** DATA FOR THIS EXERCISE **

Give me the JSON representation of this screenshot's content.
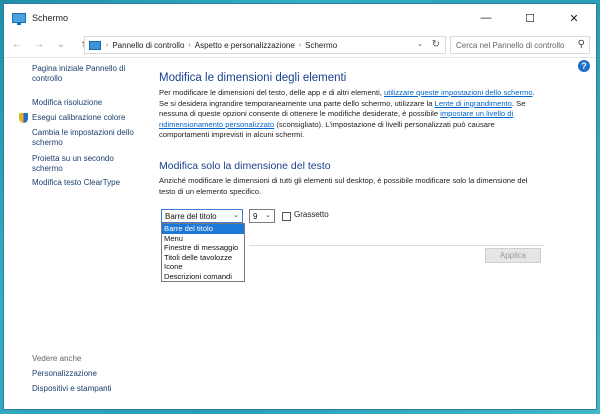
{
  "window": {
    "title": "Schermo",
    "controls": {
      "minimize": "—",
      "maximize": "☐",
      "close": "✕"
    }
  },
  "address": {
    "back": "←",
    "forward": "→",
    "recent": "⌄",
    "up": "↑",
    "breadcrumb": [
      "Pannello di controllo",
      "Aspetto e personalizzazione",
      "Schermo"
    ],
    "separator": "›",
    "dropdown": "⌄",
    "refresh": "↻"
  },
  "search": {
    "placeholder": "Cerca nel Pannello di controllo",
    "icon": "⚲"
  },
  "help": "?",
  "sidebar": {
    "home": "Pagina iniziale Pannello di controllo",
    "items": [
      "Modifica risoluzione",
      "Esegui calibrazione colore",
      "Cambia le impostazioni dello schermo",
      "Proietta su un secondo schermo",
      "Modifica testo ClearType"
    ],
    "see_also_title": "Vedere anche",
    "see_also": [
      "Personalizzazione",
      "Dispositivi e stampanti"
    ]
  },
  "main": {
    "heading1": "Modifica le dimensioni degli elementi",
    "para1_part1": "Per modificare le dimensioni del testo, delle app e di altri elementi, ",
    "para1_link1": "utilizzare queste impostazioni dello schermo",
    "para1_part2": ". Se si desidera ingrandire temporaneamente una parte dello schermo, utilizzare la ",
    "para1_link2": "Lente di ingrandimento",
    "para1_part3": ". Se nessuna di queste opzioni consente di ottenere le modifiche desiderate, è possibile ",
    "para1_link3": "impostare un livello di ridimensionamento personalizzato",
    "para1_part4": " (sconsigliato). L'impostazione di livelli personalizzati può causare comportamenti imprevisti in alcuni schermi.",
    "heading2": "Modifica solo la dimensione del testo",
    "para2": "Anziché modificare le dimensioni di tutti gli elementi sul desktop, è possibile modificare solo la dimensione del testo di un elemento specifico.",
    "element_select_value": "Barre del titolo",
    "size_select_value": "9",
    "select_arrow": "⌄",
    "bold_label": "Grassetto",
    "apply_label": "Applica",
    "dropdown_options": [
      "Barre del titolo",
      "Menu",
      "Finestre di messaggio",
      "Titoli delle tavolozze",
      "Icone",
      "Descrizioni comandi"
    ]
  }
}
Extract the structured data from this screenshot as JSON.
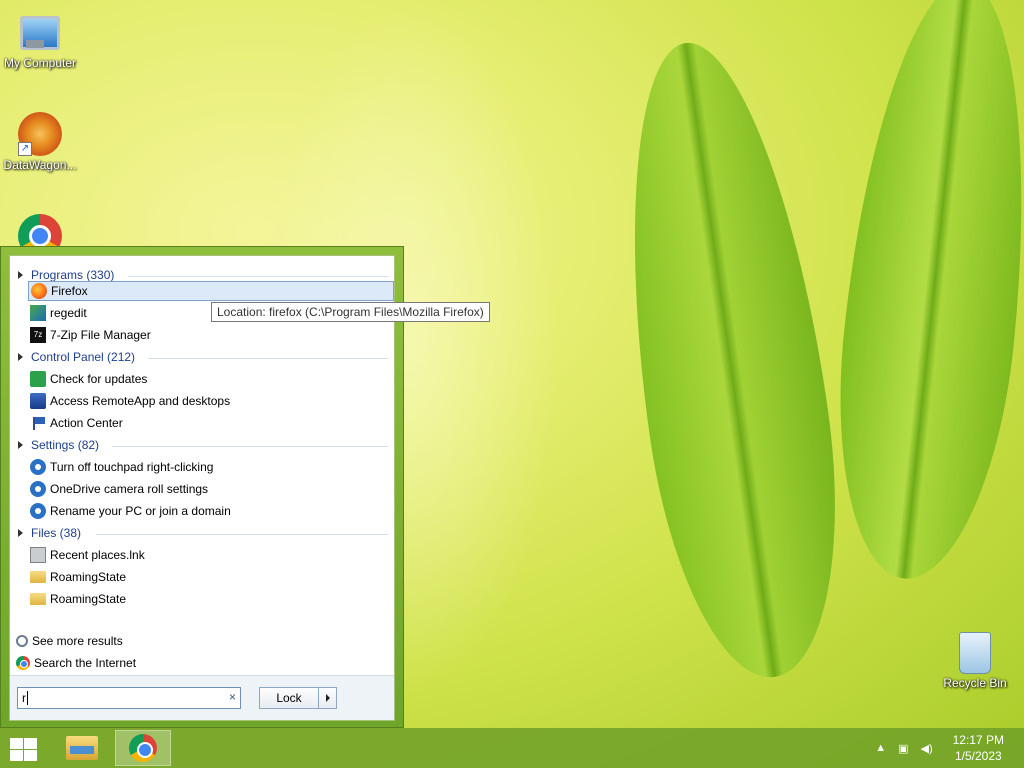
{
  "desktop": {
    "icons": [
      {
        "label": "My Computer"
      },
      {
        "label": "DataWagon..."
      },
      {
        "label": "Recycle Bin"
      }
    ]
  },
  "start_menu": {
    "groups": [
      {
        "label": "Programs (330)",
        "items": [
          "Firefox",
          "regedit",
          "7-Zip File Manager"
        ]
      },
      {
        "label": "Control Panel (212)",
        "items": [
          "Check for updates",
          "Access RemoteApp and desktops",
          "Action Center"
        ]
      },
      {
        "label": "Settings (82)",
        "items": [
          "Turn off touchpad right-clicking",
          "OneDrive camera roll settings",
          "Rename your PC or join a domain"
        ]
      },
      {
        "label": "Files (38)",
        "items": [
          "Recent places.lnk",
          "RoamingState",
          "RoamingState"
        ]
      }
    ],
    "zip_badge": "7z",
    "see_more": "See more results",
    "search_internet": "Search the Internet",
    "search_value": "r",
    "clear_icon": "×",
    "lock_label": "Lock"
  },
  "tooltip": "Location: firefox (C:\\Program Files\\Mozilla Firefox)",
  "taskbar": {
    "time": "12:17 PM",
    "date": "1/5/2023",
    "tray_up": "▲"
  }
}
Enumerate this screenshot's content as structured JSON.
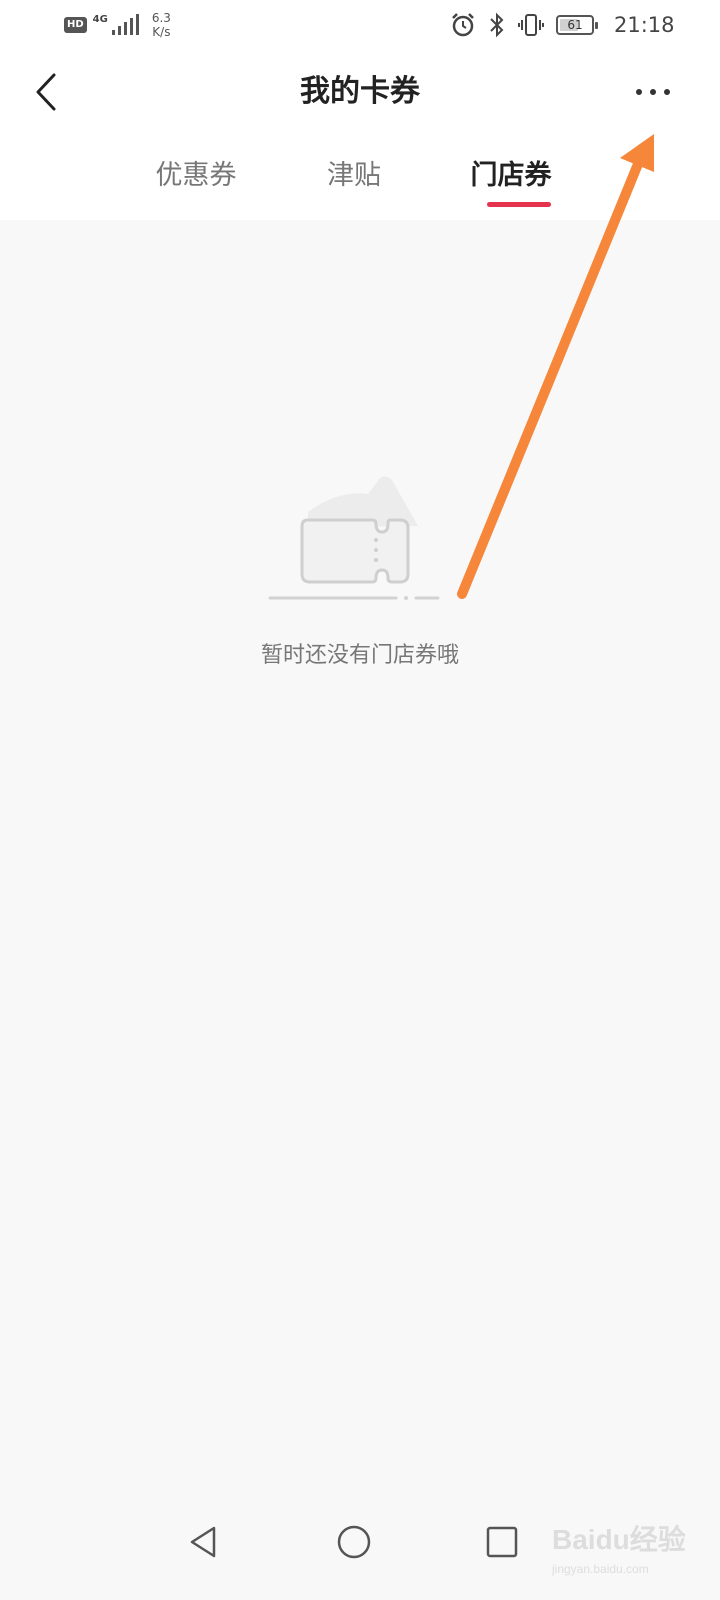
{
  "status_bar": {
    "hd": "HD",
    "network": "4G",
    "speed_value": "6.3",
    "speed_unit": "K/s",
    "battery": "61",
    "battery_level": 0.61,
    "time": "21:18",
    "icons": [
      "alarm-icon",
      "bluetooth-icon",
      "vibrate-icon",
      "battery-icon",
      "signal-icon"
    ]
  },
  "header": {
    "title": "我的卡券",
    "back_icon": "chevron-left-icon",
    "more_icon": "more-dots-icon"
  },
  "tabs": {
    "items": [
      {
        "label": "优惠券",
        "active": false
      },
      {
        "label": "津贴",
        "active": false
      },
      {
        "label": "门店券",
        "active": true
      }
    ],
    "indicator_color": "#e5334d"
  },
  "empty_state": {
    "icon": "ticket-icon",
    "message": "暂时还没有门店券哦"
  },
  "annotation": {
    "icon": "arrow-icon",
    "color": "#f5863a"
  },
  "nav_bar": {
    "icons": [
      "back-triangle-icon",
      "home-circle-icon",
      "recents-square-icon"
    ]
  },
  "watermark": {
    "logo": "Baidu经验",
    "url": "jingyan.baidu.com"
  }
}
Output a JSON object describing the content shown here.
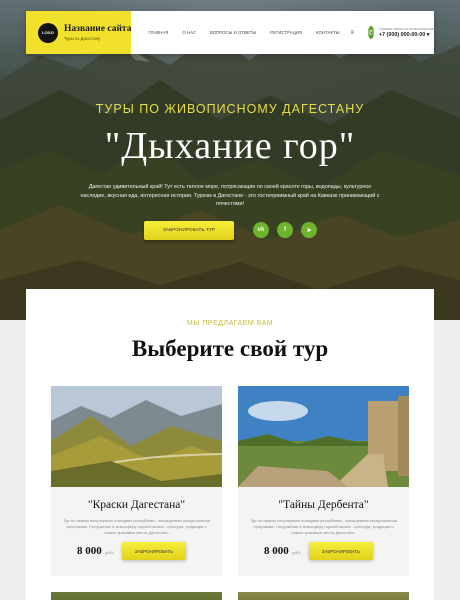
{
  "header": {
    "logo_text": "LOGO",
    "site_name": "Название сайта",
    "site_tagline": "Туры по Дагестану",
    "nav": [
      "ГЛАВНАЯ",
      "О НАС",
      "ВОПРОСЫ И ОТВЕТЫ",
      "РЕГИСТРАЦИЯ",
      "КОНТАКТЫ"
    ],
    "menu_icon": "≡",
    "phone_label": "Горячая линия по всем вопросам:",
    "phone": "+7 (000) 000-00-00 ▾"
  },
  "hero": {
    "subtitle": "ТУРЫ ПО ЖИВОПИСНОМУ ДАГЕСТАНУ",
    "title": "\"Дыхание гор\"",
    "description": "Дагестан удивительный край! Тут есть теплое море, потрясающие по своей красоте горы, водопады, культурное наследие, вкусная еда, интересная история. Туризм в Дагестане - это гостеприимный край на Кавказе принимающий с почестями!",
    "button": "ЗАБРОНИРОВАТЬ ТУР",
    "socials": [
      "vk",
      "f",
      "tg"
    ]
  },
  "offers": {
    "kicker": "МЫ ПРЕДЛАГАЕМ ВАМ",
    "title": "Выберите свой тур",
    "cards": [
      {
        "title": "\"Краски Дагестана\"",
        "description": "Тур по самым популярным локациям республики - насыщенная экскурсионная программа. Погружение в атмосферу горской жизни - культура, традиции и самые красивые места Дагестана.",
        "price": "8 000",
        "currency": "руб/с",
        "button": "ЗАБРОНИРОВАТЬ"
      },
      {
        "title": "\"Тайны Дербента\"",
        "description": "Тур по самым популярным локациям республики - насыщенная экскурсионная программа. Погружение в атмосферу горской жизни - культура, традиции и самые красивые места Дагестана.",
        "price": "8 000",
        "currency": "руб/с",
        "button": "ЗАБРОНИРОВАТЬ"
      }
    ]
  },
  "colors": {
    "accent_yellow": "#f2e12c",
    "accent_green": "#6fb42f",
    "kicker": "#c9bb36"
  }
}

** WHAT YOU SHOULD DO **
In the listing, find every line containing the word "controllo" and list it.

** THE OUTPUT **
      "Pannello di controllo",
    "placeholder": "Cerca nel Pannello di controllo",
    "home": "Pagina iniziale Pannello di controllo",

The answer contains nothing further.